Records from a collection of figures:
───

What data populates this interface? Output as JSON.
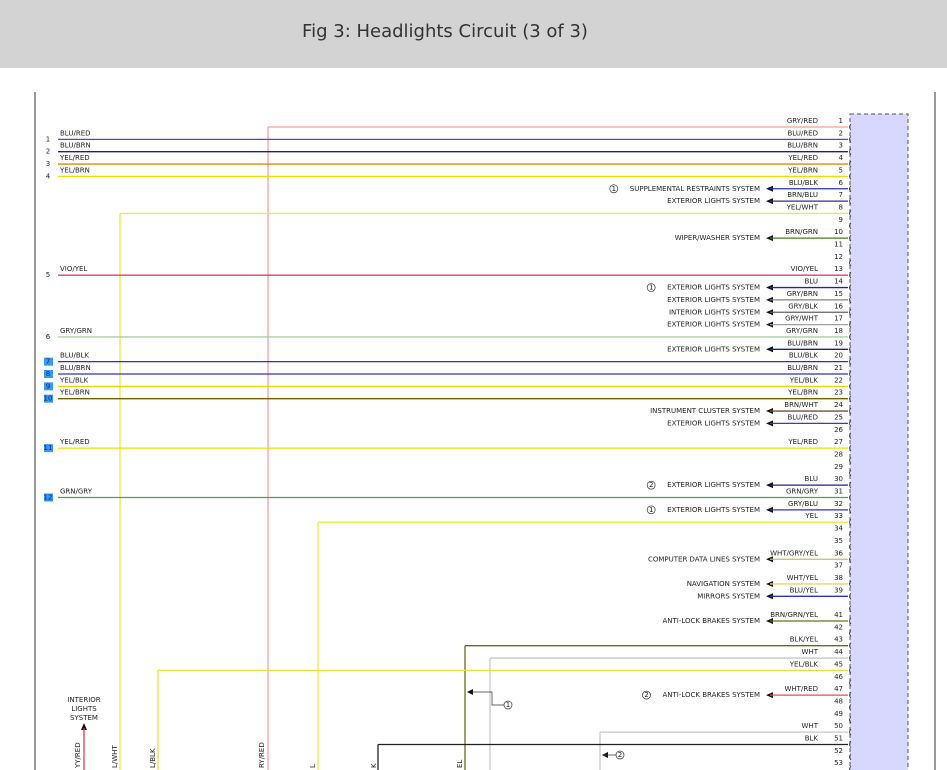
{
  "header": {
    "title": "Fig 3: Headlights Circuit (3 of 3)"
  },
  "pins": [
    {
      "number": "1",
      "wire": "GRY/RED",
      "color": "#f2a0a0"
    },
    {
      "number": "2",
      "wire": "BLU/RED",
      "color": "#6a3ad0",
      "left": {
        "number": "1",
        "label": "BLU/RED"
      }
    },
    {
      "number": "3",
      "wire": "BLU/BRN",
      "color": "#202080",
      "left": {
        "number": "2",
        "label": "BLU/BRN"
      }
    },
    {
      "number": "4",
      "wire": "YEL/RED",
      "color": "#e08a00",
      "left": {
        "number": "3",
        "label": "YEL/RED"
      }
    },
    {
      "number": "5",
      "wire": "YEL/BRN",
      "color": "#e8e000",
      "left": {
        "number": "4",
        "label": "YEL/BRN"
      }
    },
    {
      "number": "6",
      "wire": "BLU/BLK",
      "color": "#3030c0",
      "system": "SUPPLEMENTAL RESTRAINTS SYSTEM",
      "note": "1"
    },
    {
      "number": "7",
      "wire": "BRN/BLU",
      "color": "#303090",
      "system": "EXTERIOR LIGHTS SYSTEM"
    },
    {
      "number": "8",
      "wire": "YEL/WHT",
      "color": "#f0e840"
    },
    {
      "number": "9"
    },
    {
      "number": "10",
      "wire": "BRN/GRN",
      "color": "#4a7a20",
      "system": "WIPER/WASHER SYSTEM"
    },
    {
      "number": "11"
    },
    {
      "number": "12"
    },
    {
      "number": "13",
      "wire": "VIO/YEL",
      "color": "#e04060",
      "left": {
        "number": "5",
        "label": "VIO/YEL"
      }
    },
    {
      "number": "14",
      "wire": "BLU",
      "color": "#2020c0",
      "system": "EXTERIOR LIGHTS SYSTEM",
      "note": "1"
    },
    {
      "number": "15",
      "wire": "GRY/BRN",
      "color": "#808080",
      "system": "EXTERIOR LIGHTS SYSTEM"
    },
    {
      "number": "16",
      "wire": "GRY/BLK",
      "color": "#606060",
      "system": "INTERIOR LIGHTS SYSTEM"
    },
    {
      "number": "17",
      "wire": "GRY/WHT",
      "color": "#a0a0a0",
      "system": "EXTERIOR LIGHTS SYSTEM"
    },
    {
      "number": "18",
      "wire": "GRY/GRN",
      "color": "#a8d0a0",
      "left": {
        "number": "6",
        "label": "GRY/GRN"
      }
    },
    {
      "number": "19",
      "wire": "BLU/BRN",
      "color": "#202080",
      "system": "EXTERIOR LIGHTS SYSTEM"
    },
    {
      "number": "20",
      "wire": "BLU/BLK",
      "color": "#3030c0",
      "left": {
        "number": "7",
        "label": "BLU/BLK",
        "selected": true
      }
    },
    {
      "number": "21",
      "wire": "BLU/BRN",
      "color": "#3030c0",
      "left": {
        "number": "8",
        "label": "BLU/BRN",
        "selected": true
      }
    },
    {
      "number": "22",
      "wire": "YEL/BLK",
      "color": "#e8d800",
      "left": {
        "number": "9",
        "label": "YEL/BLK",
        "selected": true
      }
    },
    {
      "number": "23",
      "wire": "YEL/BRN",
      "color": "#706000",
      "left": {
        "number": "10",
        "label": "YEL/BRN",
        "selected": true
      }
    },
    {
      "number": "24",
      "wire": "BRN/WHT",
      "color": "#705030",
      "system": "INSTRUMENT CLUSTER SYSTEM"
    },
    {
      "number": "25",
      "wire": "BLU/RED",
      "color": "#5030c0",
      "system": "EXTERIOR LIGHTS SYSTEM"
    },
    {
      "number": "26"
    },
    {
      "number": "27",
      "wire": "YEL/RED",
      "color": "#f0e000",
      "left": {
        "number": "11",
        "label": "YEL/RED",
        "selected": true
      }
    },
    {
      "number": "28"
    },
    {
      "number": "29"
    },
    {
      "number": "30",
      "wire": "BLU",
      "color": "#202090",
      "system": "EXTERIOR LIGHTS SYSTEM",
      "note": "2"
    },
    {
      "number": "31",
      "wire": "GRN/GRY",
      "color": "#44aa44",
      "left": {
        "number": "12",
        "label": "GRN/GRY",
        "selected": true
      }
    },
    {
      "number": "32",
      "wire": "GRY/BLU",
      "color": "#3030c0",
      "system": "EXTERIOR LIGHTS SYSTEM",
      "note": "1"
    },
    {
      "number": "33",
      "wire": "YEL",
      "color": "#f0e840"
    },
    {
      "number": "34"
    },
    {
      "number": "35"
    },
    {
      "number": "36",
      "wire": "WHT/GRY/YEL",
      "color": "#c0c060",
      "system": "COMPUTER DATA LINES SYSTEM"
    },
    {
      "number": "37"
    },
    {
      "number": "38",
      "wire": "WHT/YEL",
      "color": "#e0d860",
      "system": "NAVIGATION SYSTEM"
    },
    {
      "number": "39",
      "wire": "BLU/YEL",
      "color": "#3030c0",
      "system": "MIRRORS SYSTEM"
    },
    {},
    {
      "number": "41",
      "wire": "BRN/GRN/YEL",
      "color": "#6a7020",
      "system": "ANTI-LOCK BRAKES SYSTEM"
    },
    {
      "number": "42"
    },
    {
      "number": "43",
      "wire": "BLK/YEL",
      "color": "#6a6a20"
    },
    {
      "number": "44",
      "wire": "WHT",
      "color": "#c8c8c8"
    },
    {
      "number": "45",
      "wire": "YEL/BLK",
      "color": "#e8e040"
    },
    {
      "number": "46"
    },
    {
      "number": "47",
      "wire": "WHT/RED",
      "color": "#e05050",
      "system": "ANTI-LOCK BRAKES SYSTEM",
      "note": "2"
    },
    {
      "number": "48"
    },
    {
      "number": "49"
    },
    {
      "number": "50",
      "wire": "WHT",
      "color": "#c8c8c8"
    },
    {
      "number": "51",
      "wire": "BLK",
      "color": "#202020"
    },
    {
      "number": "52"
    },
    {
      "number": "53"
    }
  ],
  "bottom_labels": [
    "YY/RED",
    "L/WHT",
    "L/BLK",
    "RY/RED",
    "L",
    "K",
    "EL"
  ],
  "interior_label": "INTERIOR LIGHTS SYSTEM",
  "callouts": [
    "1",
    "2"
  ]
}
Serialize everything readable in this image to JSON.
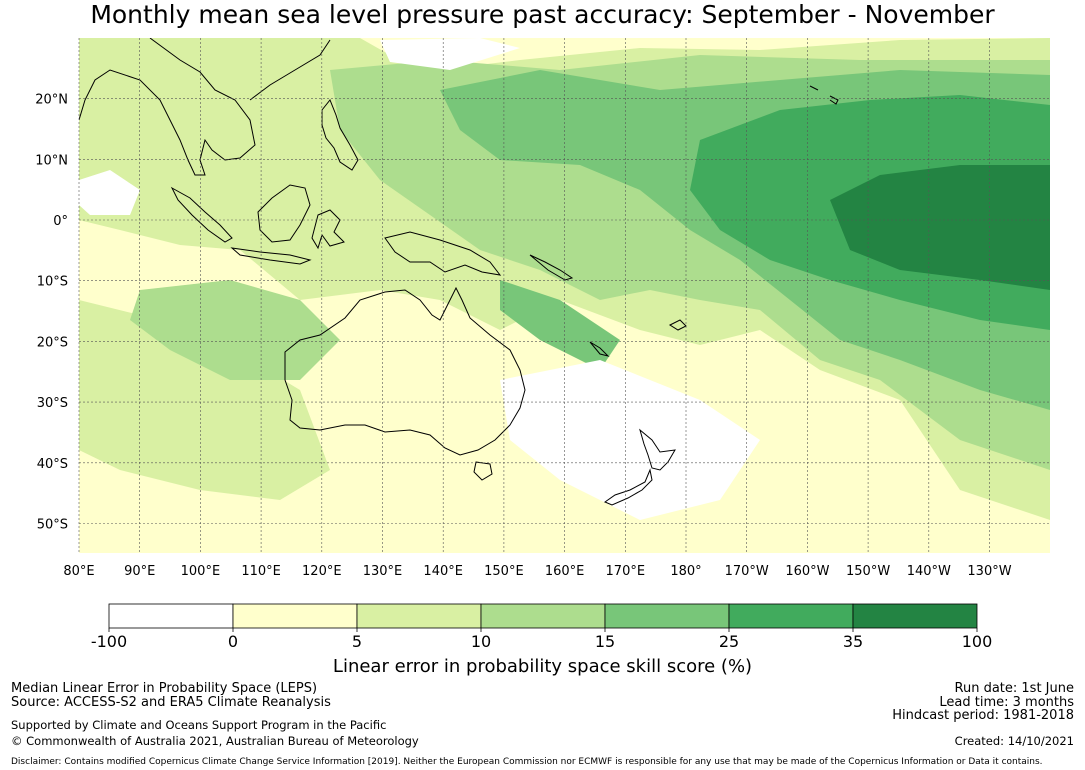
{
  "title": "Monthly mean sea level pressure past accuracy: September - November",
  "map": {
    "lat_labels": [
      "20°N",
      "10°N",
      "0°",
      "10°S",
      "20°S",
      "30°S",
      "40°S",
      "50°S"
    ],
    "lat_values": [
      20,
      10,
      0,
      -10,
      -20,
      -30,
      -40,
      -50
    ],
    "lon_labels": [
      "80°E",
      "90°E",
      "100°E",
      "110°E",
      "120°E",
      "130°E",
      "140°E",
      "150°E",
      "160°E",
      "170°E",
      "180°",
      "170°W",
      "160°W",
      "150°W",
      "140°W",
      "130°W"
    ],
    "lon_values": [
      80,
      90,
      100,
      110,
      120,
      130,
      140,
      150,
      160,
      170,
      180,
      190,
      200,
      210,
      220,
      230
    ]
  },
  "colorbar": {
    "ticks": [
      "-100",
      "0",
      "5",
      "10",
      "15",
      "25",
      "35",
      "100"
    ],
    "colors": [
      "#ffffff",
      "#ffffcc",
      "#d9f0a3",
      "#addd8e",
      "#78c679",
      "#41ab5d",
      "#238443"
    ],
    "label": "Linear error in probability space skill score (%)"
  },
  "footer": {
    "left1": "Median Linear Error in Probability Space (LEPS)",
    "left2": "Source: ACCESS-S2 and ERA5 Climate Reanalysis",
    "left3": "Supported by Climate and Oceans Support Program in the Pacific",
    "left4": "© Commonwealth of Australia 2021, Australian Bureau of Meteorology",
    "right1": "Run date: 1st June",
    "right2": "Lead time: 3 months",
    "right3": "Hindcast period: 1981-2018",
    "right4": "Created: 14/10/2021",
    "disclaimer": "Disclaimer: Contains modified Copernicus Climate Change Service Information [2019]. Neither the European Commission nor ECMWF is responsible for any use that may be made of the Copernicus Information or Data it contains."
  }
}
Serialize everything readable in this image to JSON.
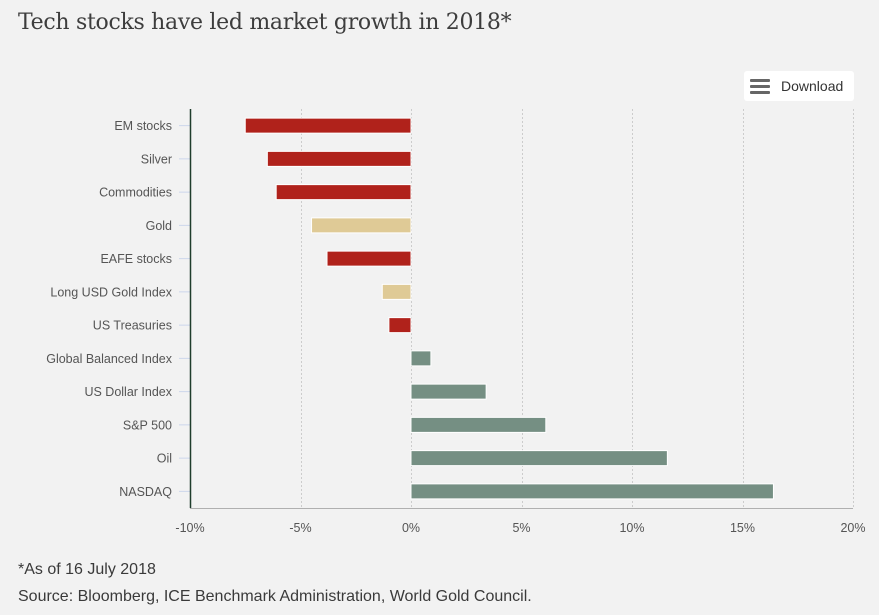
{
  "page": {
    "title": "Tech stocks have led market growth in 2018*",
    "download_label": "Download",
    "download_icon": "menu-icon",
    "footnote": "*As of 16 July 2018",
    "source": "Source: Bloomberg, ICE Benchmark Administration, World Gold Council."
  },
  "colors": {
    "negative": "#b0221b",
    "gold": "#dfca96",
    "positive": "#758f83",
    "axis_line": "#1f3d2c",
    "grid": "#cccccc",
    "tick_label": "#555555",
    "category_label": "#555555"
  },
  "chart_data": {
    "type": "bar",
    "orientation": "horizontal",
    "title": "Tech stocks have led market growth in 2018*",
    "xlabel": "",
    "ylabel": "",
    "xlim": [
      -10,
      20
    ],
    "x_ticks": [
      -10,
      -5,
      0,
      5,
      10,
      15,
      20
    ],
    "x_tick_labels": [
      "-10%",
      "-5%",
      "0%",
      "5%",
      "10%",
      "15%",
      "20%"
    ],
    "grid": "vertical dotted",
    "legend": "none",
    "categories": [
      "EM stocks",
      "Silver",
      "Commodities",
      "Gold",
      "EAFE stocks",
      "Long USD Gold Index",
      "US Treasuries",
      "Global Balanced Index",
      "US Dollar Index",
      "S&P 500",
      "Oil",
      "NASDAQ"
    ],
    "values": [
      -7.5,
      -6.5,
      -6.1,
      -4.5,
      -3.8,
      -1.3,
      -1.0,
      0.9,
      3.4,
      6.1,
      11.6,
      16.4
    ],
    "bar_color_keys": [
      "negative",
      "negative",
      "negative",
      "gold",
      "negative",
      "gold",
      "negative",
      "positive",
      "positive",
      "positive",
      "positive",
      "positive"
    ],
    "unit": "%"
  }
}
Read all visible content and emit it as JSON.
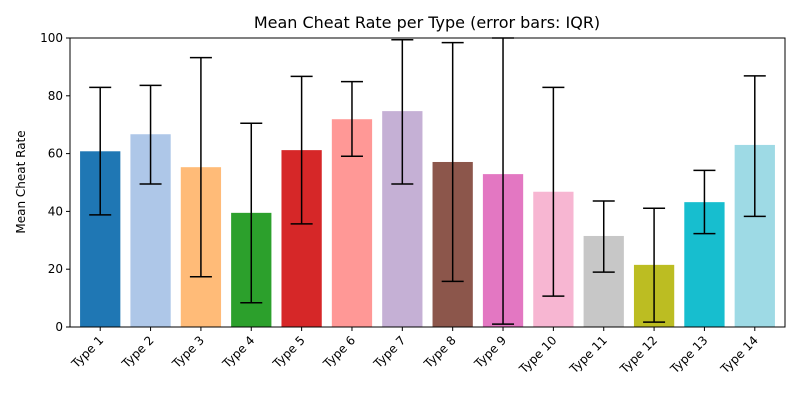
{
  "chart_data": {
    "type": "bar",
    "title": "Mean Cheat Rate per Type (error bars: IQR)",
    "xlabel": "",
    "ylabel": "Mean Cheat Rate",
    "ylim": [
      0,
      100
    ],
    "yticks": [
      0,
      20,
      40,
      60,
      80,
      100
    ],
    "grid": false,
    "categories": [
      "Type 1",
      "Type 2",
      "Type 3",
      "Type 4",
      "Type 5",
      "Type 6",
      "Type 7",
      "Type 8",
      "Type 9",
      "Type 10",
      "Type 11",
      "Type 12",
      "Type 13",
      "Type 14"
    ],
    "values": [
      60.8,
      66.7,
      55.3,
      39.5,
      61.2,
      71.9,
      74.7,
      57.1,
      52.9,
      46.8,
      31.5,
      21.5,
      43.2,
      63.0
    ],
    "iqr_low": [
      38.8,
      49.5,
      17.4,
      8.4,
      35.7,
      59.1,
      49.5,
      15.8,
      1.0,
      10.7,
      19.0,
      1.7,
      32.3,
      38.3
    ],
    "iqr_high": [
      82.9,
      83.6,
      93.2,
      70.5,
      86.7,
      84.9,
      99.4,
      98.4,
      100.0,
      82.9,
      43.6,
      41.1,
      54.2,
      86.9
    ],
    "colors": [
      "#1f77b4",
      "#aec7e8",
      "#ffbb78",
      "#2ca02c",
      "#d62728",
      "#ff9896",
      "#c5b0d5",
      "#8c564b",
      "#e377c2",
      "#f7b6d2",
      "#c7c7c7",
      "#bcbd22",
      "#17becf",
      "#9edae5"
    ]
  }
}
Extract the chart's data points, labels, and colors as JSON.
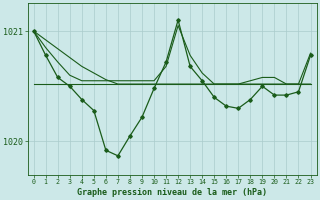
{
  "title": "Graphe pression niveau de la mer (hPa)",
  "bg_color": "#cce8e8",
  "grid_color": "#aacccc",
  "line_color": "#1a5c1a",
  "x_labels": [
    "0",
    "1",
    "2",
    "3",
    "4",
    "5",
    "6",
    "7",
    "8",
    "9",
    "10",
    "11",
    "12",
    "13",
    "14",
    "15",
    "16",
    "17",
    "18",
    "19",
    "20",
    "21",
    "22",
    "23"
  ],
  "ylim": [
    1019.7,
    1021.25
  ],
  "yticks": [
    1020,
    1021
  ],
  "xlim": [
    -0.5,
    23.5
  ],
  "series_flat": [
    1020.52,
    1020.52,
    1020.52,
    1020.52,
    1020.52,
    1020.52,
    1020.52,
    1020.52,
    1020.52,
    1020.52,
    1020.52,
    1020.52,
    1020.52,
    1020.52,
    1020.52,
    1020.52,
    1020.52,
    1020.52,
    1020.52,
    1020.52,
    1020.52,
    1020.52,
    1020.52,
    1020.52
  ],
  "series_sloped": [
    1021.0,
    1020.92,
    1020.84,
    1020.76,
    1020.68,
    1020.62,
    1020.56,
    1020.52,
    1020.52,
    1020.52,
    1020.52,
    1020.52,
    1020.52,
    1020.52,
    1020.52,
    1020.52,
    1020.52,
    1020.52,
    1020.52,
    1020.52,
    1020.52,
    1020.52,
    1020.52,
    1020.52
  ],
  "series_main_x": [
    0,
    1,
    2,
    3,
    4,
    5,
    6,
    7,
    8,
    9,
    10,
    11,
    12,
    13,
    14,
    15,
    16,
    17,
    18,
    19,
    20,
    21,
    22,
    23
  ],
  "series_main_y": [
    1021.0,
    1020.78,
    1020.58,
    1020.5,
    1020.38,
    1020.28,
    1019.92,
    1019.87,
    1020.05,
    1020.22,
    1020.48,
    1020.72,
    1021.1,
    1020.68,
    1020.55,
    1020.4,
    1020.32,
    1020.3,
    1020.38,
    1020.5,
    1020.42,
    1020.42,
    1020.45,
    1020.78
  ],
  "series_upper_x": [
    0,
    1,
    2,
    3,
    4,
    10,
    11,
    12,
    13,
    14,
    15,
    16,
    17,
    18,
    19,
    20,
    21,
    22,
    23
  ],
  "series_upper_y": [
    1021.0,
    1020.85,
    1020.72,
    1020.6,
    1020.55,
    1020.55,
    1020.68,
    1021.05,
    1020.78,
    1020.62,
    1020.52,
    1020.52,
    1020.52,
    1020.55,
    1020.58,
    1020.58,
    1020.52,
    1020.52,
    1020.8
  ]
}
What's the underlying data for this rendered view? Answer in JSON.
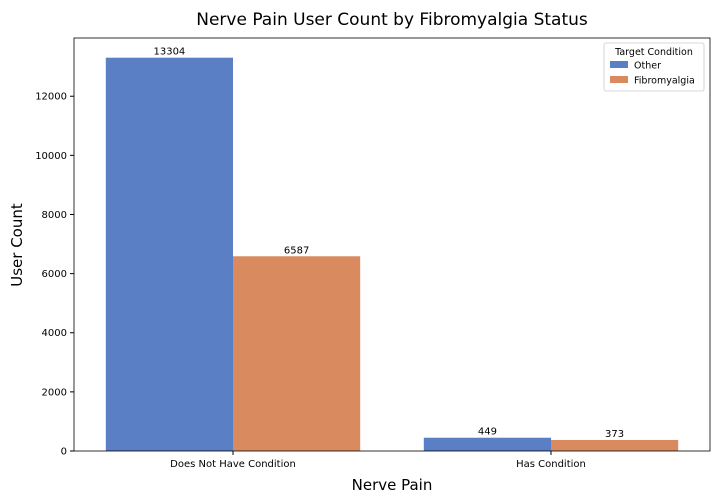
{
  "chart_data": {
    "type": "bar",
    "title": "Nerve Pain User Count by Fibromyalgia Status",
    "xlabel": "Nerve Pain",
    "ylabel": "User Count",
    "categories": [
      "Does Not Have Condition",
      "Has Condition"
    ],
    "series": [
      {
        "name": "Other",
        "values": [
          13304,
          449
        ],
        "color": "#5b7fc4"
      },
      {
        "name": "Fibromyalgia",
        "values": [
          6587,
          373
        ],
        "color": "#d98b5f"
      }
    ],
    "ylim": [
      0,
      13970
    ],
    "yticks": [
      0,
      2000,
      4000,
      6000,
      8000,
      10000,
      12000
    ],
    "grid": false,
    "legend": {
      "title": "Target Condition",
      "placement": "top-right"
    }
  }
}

───

§ **Requirement**
Check the data for the word "INTERIOR" and pull out the lines that have it.

§ **Output of the task**
      "system": "INTERIOR LIGHTS SYSTEM"
  "interior_label": "INTERIOR LIGHTS SYSTEM",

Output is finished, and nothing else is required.